- The problem
Find and copy each line of the records where the string "JSON" shows up.

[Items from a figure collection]
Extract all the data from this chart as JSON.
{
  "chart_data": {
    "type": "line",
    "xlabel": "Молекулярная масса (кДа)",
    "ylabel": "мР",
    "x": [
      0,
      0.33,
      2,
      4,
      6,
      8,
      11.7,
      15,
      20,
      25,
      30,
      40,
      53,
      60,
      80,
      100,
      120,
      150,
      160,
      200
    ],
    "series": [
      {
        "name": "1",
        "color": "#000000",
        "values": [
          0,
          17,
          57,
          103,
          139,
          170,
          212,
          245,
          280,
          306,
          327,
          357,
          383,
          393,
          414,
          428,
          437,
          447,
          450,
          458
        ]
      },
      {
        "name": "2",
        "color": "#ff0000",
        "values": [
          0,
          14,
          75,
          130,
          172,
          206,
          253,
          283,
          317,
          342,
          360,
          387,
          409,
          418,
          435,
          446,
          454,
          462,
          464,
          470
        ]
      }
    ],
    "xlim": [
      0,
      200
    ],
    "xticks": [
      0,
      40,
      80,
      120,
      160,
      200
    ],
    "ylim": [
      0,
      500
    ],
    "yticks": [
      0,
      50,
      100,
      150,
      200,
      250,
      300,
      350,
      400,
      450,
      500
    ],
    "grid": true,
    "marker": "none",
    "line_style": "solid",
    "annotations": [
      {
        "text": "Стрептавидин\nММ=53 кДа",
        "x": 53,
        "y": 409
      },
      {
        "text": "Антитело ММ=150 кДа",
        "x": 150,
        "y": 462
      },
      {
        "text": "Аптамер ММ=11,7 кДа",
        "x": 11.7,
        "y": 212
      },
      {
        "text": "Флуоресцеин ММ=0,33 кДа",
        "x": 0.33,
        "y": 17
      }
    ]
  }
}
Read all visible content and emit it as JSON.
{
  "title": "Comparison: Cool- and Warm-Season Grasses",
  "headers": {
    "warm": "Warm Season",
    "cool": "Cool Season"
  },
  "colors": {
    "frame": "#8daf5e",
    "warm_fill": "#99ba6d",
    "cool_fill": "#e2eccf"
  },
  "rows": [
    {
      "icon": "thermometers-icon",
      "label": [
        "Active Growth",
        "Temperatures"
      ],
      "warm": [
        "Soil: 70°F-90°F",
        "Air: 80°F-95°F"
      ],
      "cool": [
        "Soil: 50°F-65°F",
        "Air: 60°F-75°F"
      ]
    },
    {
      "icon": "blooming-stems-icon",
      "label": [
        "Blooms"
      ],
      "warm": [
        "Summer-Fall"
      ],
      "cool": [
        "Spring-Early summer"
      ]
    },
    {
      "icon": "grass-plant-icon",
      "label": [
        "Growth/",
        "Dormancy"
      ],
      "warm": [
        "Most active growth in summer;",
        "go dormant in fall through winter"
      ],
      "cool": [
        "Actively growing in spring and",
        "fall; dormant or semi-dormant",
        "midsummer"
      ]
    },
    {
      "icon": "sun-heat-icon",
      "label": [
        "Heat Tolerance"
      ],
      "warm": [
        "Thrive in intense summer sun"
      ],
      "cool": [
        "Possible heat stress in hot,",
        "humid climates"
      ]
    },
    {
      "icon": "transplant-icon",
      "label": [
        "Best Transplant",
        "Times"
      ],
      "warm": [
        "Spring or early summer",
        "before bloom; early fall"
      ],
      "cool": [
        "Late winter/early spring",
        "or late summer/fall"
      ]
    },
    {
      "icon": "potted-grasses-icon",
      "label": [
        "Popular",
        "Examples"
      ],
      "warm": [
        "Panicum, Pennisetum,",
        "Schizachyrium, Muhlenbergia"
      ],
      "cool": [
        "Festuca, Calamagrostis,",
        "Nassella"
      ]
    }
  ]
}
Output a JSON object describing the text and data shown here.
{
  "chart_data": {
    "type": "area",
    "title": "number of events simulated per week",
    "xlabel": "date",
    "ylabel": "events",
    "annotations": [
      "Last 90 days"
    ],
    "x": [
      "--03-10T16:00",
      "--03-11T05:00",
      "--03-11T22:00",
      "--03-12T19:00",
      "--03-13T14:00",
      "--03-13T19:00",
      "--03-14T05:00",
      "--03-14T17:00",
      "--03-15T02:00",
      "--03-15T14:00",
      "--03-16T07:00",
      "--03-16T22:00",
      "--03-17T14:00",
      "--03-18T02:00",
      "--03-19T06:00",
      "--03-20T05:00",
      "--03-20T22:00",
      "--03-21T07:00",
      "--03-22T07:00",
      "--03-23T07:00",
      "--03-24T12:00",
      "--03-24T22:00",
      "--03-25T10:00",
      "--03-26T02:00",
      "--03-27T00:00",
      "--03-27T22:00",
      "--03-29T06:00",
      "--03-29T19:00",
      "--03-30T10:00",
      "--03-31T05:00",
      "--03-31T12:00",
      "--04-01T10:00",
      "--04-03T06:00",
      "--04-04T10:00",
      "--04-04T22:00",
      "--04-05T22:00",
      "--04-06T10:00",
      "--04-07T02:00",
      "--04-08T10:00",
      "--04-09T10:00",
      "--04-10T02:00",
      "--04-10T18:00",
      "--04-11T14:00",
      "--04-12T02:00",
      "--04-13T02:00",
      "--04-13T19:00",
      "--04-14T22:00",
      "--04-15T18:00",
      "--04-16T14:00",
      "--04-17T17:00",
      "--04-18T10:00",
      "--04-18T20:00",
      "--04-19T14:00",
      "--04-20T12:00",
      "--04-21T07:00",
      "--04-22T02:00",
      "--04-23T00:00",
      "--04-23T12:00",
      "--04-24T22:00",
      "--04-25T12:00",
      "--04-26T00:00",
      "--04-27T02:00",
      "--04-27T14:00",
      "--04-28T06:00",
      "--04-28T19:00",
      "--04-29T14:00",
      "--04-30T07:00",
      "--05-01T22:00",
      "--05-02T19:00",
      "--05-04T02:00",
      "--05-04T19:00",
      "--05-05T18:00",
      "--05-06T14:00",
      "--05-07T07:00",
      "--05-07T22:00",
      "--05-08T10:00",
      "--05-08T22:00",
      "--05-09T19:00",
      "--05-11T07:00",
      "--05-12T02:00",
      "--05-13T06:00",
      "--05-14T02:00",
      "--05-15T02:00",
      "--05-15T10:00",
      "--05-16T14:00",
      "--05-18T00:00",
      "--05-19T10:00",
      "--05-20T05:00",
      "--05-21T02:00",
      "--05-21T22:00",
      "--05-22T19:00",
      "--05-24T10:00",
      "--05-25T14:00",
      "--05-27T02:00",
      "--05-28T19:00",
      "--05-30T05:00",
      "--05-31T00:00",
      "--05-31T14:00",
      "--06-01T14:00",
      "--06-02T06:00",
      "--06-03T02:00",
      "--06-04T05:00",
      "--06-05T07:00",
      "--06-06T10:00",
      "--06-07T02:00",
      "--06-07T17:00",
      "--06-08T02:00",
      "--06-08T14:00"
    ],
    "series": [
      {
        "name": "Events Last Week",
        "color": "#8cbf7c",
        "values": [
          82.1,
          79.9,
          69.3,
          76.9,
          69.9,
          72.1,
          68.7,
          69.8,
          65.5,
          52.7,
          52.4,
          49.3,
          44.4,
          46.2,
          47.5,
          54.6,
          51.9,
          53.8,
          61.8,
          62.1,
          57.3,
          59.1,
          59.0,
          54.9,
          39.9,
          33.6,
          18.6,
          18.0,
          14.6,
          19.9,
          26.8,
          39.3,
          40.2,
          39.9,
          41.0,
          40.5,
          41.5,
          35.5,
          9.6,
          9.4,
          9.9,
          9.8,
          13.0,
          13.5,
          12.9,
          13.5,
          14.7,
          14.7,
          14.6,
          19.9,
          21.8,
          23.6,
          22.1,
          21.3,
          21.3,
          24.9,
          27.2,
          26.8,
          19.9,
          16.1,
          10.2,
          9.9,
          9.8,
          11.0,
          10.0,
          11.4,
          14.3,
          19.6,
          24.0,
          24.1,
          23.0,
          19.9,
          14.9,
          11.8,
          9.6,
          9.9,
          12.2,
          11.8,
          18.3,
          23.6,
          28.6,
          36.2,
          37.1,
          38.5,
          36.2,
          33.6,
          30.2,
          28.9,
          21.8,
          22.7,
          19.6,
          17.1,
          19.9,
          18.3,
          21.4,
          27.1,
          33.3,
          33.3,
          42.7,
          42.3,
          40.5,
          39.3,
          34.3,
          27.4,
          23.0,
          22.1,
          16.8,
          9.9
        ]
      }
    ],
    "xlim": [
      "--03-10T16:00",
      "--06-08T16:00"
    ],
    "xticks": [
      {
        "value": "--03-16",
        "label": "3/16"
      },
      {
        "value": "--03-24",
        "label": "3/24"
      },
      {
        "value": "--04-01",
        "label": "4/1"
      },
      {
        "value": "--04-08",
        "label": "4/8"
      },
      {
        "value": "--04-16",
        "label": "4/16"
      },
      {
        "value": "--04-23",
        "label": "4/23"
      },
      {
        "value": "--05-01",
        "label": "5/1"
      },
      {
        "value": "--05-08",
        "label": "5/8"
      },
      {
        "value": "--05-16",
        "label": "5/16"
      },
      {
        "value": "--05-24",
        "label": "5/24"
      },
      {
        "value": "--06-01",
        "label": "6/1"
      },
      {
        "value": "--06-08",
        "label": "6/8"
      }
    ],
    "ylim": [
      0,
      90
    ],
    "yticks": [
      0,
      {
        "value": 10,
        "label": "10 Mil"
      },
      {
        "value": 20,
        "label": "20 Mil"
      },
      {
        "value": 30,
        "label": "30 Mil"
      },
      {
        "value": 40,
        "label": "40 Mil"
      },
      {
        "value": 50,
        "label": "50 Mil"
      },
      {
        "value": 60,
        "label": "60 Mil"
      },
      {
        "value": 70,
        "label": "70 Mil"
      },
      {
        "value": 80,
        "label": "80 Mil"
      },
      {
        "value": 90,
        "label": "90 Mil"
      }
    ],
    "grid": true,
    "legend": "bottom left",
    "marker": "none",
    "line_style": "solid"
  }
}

- Answer to this exercise
Extract all the data from this chart as JSON.
Read all visible content and emit it as JSON.
Output a JSON object describing the text and data shown here.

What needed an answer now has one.